Records from a collection
*-*-*
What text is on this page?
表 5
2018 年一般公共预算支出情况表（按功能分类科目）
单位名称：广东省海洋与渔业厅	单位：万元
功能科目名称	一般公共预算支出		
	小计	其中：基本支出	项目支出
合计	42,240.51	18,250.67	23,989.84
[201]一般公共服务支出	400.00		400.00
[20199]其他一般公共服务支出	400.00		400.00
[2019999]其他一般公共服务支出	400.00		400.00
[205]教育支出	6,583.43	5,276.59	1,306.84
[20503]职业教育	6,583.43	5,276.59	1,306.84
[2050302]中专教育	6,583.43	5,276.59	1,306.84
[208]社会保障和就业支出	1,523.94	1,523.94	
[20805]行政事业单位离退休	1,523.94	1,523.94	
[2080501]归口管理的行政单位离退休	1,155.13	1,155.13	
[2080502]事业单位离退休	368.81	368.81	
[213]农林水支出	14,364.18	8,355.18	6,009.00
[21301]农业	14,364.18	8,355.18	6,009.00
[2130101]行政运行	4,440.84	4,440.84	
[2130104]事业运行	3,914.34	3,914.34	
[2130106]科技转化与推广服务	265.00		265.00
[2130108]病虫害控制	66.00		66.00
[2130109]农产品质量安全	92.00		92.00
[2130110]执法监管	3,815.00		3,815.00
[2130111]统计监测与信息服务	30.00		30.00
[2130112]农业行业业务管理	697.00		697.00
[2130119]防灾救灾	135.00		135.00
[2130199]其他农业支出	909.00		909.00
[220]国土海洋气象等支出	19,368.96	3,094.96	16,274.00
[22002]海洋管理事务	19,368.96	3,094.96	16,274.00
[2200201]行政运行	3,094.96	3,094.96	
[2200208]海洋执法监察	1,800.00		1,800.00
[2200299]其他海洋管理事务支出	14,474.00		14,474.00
*-*-*
GIVEN TASK | Extract every entry above as it appears.

FINISHED ANSWER |
What text is on this page?
表 5
2018 年一般公共预算支出情况表（按功能分类科目）
单位名称：广东省海洋与渔业厅	单位：万元
功能科目名称	一般公共预算支出		
	小计	其中：基本支出	项目支出
合计	42,240.51	18,250.67	23,989.84
[201]一般公共服务支出	400.00		400.00
[20199]其他一般公共服务支出	400.00		400.00
[2019999]其他一般公共服务支出	400.00		400.00
[205]教育支出	6,583.43	5,276.59	1,306.84
[20503]职业教育	6,583.43	5,276.59	1,306.84
[2050302]中专教育	6,583.43	5,276.59	1,306.84
[208]社会保障和就业支出	1,523.94	1,523.94	
[20805]行政事业单位离退休	1,523.94	1,523.94	
[2080501]归口管理的行政单位离退休	1,155.13	1,155.13	
[2080502]事业单位离退休	368.81	368.81	
[213]农林水支出	14,364.18	8,355.18	6,009.00
[21301]农业	14,364.18	8,355.18	6,009.00
[2130101]行政运行	4,440.84	4,440.84	
[2130104]事业运行	3,914.34	3,914.34	
[2130106]科技转化与推广服务	265.00		265.00
[2130108]病虫害控制	66.00		66.00
[2130109]农产品质量安全	92.00		92.00
[2130110]执法监管	3,815.00		3,815.00
[2130111]统计监测与信息服务	30.00		30.00
[2130112]农业行业业务管理	697.00		697.00
[2130119]防灾救灾	135.00		135.00
[2130199]其他农业支出	909.00		909.00
[220]国土海洋气象等支出	19,368.96	3,094.96	16,274.00
[22002]海洋管理事务	19,368.96	3,094.96	16,274.00
[2200201]行政运行	3,094.96	3,094.96	
[2200208]海洋执法监察	1,800.00		1,800.00
[2200299]其他海洋管理事务支出	14,474.00		14,474.00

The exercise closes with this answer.